◆ 検討用の本文:
VRが仮想世界を現実のように見せるのに対して、ARでは実際の風景に新しい視覚情報を付加し、現実の世界を仮想的に拡張します。
3Dとの違い
映画などで使われる「3D」も、人間の両目の視差を利用した技術です。映像を左目用、右目用と2台のカメラで撮影する点はVRと共通しています。
ただし、3D映像では左目用と右目用の映像を1枚のスクリーンやディスプレイに、超高速で交互に表示しています。これを3D用のメガネを通して見ることで、立体的な映像が見えるという仕組みです。
そのため、3Dは立体的に見えるとはいっても、VRのように視界いっぱいに映像が広がる没入感を得られにくいといえます。
WebVRとの違い
WebVRは、専用機器がなくてもWebブラウザを通してVRを試聴できる機能です。URLをシェアするだけで他のユーザーにVRを体験してもらえるというメリットがあります。
VRゴーグルがなくてもVRコンテンツをマウスで操作したり、スマートフォンを傾けて動かしたりといった使い方が可能です。
開発が手軽である反面、クオリティの高いVRコンテンツを制作するのは難しいという側面もあります。
VRを体験するための方法及び必要なツール
VRを体験する方法や必要なデバイスについてご紹介します。
VRゴーグル
VRゴーグルには、単体で装着するだけで使用できるタイプがあります。「スタンドアロン型」とも呼ばれ、ディスプレイとコンピュータを内蔵していることが特徴です。
VR内で体や手を動かせる「OculusQuest2」や高解像度でリッチなVR体験ができる「Vive Focus Plus」などさまざまな製品がリリースされています。また、近年では専用のVRコンテンツがプリインストールされた医療用モデルなども発売されています。
パソコン用VRゴーグル
高品質のVRを楽しみたいのであれば、パソコン用のVRゴーグルがおすすめです。
パソコンと接続するタイプであれば、接続元のパソコンのスペックを最大限に活かしてVRゲームや動画を楽しめます。ただし、グラフィック処理性能が高いパソコンを用意する必要があります。
スマホ用VRゴーグル
スマートフォンの画面をVRのディスプレイとして利用できるゴーグルもあります。
このタイプのゴーグルは、段ボール製などの安価なものが多いのが特徴です。パソコンやゲーム機に接続するものやスタンドアロン型と比較するとやはり性能は劣りますが、一方で、初めてVRを体験するという人はスマホ用ゴーグルから始めてもよいでしょう。

◆ 課題の内容:
VRについての本文のうち、「VRゴーグルがなくてもVRコ」と「ルから始めてもよいでしょう。」の間（両端を含む）を、「スタンドアロン型」を「一体型」に置き換えてもう一度書いてください。

◆ 行データ一覧:

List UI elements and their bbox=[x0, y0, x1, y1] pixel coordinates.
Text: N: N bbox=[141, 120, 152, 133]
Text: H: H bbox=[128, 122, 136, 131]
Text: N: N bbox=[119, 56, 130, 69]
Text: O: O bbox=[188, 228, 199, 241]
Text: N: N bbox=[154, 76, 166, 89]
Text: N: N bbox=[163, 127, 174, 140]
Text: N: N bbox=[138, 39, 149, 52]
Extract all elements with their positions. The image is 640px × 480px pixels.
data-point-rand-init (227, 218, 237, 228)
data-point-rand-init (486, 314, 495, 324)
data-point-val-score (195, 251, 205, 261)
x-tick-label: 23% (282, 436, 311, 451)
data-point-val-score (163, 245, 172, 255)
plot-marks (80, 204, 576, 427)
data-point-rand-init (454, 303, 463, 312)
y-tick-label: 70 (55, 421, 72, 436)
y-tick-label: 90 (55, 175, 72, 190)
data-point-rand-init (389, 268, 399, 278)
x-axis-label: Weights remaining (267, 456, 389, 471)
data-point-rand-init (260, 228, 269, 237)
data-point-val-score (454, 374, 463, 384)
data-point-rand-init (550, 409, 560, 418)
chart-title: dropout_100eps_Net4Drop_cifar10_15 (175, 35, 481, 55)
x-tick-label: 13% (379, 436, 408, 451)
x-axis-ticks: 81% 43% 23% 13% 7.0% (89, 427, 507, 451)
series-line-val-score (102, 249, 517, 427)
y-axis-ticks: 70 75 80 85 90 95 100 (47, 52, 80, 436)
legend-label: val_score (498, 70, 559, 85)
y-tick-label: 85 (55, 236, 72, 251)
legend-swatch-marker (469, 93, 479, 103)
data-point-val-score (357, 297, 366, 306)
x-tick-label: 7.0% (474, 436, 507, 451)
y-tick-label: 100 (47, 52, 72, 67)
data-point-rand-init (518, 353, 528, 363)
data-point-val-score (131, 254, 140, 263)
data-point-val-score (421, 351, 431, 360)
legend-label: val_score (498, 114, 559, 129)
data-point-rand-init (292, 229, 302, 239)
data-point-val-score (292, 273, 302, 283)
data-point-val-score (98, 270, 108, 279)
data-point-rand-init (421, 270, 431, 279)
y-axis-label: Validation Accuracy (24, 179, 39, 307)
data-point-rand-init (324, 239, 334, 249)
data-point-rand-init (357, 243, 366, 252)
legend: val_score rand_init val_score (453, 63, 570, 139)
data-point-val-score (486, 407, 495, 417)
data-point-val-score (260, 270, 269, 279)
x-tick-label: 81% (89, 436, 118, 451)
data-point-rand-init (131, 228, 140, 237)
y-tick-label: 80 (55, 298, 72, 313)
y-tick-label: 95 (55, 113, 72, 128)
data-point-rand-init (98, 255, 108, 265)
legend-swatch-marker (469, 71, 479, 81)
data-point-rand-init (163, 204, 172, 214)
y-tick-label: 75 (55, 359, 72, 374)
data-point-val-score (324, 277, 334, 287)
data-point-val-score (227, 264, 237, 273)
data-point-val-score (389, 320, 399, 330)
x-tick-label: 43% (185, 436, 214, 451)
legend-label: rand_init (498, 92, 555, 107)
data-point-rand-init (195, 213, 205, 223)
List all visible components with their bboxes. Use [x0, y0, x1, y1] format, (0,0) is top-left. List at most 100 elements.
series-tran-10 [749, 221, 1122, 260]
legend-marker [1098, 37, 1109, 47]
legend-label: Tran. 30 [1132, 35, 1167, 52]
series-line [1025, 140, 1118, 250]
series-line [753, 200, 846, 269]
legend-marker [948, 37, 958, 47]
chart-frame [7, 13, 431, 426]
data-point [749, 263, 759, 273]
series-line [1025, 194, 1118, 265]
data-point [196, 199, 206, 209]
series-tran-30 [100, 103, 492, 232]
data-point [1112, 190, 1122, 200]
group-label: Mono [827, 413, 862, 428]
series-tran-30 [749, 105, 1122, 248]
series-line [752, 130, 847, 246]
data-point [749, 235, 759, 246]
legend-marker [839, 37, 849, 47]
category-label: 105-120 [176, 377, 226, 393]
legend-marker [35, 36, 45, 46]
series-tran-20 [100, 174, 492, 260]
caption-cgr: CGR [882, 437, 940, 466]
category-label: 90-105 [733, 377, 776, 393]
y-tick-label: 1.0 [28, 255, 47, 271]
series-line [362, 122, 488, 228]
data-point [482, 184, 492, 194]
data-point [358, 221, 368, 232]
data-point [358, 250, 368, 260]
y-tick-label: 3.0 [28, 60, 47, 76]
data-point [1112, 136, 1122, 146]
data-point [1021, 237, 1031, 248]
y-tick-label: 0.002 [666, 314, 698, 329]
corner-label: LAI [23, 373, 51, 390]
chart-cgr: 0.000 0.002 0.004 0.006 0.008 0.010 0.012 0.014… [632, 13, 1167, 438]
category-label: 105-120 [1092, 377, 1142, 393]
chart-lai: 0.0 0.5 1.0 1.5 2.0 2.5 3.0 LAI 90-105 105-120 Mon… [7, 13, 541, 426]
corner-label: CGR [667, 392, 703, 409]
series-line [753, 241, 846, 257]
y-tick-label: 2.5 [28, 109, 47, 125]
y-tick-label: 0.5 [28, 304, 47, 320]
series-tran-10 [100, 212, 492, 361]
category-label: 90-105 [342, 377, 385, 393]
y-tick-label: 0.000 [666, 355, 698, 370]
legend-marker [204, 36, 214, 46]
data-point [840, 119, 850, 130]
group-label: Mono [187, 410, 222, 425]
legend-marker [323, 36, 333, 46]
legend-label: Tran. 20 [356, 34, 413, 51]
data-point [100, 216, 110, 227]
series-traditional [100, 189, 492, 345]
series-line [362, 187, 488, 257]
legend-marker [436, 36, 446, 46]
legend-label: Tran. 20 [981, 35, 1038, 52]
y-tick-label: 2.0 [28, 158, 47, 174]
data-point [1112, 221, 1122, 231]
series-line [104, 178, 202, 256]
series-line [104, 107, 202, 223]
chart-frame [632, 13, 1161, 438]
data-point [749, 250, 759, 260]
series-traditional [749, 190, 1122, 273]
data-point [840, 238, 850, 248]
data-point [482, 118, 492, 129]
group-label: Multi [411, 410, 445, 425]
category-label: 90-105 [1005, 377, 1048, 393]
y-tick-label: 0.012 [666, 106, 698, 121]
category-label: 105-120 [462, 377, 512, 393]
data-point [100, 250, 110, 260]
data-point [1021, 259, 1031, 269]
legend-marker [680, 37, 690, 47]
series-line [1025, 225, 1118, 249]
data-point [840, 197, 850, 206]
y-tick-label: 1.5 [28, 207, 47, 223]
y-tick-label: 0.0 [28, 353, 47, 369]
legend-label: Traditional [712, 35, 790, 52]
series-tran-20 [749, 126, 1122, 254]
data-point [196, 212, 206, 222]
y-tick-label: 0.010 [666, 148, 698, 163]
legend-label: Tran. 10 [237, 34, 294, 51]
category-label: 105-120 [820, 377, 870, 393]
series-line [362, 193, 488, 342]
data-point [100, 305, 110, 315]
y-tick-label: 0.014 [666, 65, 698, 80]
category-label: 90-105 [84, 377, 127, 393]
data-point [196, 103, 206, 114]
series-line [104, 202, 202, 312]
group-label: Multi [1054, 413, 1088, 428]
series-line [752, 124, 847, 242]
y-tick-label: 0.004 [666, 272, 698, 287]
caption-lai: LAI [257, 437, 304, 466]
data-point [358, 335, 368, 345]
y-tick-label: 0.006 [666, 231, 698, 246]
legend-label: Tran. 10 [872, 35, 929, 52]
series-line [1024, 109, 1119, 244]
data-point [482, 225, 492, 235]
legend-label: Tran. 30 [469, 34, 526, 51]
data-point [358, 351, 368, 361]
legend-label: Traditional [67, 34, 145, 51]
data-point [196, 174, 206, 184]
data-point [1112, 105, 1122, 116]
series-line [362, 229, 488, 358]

◆ 課題への解答:
VRゴーグルがなくてもVRコンテンツをマウスで操作したり、スマートフォンを傾けて動かしたりといった使い方が可能です。
開発が手軽である反面、クオリティの高いVRコンテンツを制作するのは難しいという側面もあります。
VRを体験するための方法及び必要なツール
VRを体験する方法や必要なデバイスについてご紹介します。
VRゴーグル
VRゴーグルには、単体で装着するだけで使用できるタイプがあります。「一体型」とも呼ばれ、ディスプレイとコンピュータを内蔵していることが特徴です。
VR内で体や手を動かせる「OculusQuest2」や高解像度でリッチなVR体験ができる「Vive Focus Plus」などさまざまな製品がリリースされています。また、近年では専用のVRコンテンツがプリインストールされた医療用モデルなども発売されています。
パソコン用VRゴーグル
高品質のVRを楽しみたいのであれば、パソコン用のVRゴーグルがおすすめです。
パソコンと接続するタイプであれば、接続元のパソコンのスペックを最大限に活かしてVRゲームや動画を楽しめます。ただし、グラフィック処理性能が高いパソコンを用意する必要があります。
スマホ用VRゴーグル
スマートフォンの画面をVRのディスプレイとして利用できるゴーグルもあります。
このタイプのゴーグルは、段ボール製などの安価なものが多いのが特徴です。パソコンやゲーム機に接続するものや一体型と比較するとやはり性能は劣りますが、一方で、初めてVRを体験するという人はスマホ用ゴーグルから始めてもよいでしょう。